> _OBJECTIVE_
Below is a block of records. Copy every line in it that contains the word "guidelines".

─── DATA EXCERPTS ───

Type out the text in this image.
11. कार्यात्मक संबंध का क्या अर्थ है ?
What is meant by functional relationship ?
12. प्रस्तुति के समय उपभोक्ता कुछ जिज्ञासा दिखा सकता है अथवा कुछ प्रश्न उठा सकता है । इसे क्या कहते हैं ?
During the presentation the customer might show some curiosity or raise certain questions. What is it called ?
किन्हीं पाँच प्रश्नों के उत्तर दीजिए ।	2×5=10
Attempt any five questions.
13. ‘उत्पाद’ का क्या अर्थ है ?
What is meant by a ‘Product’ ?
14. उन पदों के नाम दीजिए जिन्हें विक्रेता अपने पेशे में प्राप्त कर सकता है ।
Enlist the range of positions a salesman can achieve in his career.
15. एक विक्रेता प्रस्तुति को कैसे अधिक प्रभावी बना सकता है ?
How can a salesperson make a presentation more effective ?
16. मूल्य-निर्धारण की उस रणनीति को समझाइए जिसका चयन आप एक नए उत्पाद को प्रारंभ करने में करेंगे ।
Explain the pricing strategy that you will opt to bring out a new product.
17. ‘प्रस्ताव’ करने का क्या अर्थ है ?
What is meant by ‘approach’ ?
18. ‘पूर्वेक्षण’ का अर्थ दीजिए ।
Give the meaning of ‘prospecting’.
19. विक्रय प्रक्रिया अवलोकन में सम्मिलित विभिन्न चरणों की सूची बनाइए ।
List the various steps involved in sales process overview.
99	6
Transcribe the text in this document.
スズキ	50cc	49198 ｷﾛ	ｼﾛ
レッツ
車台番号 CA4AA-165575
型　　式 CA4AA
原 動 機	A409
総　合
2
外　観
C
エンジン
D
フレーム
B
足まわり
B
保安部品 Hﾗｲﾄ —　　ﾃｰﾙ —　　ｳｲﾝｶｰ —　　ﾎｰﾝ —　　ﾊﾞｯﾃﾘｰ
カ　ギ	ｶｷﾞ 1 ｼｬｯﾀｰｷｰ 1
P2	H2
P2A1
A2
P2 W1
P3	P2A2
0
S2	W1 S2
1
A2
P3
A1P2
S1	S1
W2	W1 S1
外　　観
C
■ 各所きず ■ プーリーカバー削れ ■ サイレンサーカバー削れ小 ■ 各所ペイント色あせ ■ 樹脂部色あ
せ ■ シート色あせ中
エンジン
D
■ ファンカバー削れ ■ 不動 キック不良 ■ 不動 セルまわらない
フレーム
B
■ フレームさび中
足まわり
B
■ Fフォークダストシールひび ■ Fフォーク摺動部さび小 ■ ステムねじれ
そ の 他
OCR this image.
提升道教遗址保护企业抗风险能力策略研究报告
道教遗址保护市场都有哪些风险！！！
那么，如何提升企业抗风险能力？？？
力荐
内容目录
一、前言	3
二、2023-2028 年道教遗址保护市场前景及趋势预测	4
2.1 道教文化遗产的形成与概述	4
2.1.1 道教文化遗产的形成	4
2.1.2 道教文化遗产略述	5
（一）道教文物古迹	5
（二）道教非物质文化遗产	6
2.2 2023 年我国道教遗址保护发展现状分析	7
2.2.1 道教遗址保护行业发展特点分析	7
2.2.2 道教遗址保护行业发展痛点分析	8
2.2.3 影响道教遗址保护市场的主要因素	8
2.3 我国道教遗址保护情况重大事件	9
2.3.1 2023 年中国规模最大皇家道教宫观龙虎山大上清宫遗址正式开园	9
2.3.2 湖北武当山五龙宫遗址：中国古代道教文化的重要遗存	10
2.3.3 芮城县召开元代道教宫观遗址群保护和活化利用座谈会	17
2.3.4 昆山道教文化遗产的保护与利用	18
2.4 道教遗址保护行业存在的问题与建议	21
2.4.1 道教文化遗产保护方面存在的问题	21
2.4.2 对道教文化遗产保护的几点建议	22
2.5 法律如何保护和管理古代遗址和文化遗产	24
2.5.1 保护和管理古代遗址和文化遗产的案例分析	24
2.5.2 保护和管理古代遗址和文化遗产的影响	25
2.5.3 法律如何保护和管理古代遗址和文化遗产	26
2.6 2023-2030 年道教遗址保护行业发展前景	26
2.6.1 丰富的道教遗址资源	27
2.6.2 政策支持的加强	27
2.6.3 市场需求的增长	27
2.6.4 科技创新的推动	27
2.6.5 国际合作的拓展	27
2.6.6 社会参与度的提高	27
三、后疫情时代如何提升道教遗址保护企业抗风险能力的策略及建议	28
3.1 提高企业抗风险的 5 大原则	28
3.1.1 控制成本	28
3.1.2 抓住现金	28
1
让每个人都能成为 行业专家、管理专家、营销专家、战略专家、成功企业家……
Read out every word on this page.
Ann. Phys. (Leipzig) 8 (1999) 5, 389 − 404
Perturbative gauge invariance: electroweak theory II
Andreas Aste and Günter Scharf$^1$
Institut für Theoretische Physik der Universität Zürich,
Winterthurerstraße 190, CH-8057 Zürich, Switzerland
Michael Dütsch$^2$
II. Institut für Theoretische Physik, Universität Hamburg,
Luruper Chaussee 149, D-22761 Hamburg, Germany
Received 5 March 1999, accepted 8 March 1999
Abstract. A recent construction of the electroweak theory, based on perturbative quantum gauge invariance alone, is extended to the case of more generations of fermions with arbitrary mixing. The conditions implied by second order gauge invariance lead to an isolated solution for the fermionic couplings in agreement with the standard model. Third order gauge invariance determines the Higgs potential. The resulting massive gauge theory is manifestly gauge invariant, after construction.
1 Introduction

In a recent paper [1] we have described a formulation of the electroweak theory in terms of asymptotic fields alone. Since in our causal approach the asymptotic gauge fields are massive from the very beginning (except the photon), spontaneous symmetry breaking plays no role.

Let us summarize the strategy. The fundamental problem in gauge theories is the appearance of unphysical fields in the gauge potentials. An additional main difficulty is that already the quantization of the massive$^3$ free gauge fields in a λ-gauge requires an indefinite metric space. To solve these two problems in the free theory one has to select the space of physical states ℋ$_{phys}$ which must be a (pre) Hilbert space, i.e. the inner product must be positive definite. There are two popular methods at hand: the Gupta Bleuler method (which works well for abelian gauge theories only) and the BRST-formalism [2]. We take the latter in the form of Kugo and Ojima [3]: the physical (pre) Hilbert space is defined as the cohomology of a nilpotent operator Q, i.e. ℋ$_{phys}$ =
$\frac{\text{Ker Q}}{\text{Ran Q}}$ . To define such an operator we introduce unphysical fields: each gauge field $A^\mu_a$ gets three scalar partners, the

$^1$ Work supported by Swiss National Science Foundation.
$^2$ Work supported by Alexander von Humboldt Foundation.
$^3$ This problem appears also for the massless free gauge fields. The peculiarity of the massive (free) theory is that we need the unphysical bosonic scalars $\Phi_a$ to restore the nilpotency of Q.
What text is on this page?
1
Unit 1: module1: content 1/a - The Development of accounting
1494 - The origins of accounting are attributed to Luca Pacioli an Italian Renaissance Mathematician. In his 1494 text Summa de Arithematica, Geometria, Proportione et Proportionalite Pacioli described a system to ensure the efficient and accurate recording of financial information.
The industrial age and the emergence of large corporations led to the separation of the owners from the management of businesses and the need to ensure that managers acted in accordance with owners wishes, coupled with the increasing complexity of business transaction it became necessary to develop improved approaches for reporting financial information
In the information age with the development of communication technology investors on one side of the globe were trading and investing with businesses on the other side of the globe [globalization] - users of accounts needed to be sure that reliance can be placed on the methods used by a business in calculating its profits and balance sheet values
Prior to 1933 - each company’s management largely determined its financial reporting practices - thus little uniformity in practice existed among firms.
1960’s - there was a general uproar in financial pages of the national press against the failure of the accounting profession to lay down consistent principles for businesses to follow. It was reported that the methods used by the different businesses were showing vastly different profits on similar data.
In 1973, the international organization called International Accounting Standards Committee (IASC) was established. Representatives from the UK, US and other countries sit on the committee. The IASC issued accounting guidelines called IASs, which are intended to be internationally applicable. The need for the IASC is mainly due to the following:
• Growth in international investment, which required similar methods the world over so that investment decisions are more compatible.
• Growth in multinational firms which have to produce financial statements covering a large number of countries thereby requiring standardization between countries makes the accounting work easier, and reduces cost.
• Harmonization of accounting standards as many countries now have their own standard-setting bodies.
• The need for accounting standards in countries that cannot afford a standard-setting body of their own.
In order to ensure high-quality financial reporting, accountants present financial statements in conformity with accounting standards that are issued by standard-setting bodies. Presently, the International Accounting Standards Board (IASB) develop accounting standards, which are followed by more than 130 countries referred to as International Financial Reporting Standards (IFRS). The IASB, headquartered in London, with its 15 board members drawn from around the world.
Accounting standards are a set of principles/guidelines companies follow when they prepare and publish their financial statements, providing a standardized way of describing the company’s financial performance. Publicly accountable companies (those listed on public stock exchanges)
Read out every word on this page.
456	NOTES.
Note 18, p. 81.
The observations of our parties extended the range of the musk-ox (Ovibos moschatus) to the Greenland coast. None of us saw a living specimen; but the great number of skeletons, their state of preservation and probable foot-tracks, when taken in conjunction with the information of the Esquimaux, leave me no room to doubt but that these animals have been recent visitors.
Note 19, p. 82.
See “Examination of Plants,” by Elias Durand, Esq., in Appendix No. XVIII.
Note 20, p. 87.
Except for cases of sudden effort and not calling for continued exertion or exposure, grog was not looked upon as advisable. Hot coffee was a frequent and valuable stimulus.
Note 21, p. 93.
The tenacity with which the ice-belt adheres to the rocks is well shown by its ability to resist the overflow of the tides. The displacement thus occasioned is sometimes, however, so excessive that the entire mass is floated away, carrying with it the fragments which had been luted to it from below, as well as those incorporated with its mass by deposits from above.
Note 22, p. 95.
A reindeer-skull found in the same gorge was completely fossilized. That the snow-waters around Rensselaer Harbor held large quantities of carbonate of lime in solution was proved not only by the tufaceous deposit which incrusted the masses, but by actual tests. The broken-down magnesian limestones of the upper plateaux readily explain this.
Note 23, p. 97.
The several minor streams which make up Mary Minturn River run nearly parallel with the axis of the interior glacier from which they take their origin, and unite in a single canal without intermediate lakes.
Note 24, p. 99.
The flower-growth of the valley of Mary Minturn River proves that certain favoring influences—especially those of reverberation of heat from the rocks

───

> _TASK RESPONSE_
In 1973, the international organization called International Accounting Standards Committee (IASC) was established. Representatives from the UK, US and other countries sit on the committee. The IASC issued accounting guidelines called IASs, which are intended to be internationally applicable. The need for the IASC is mainly due to the following:
Accounting standards are a set of principles/guidelines companies follow when they prepare and publish their financial statements, providing a standardized way of describing the company’s financial performance. Publicly accountable companies (those listed on public stock exchanges)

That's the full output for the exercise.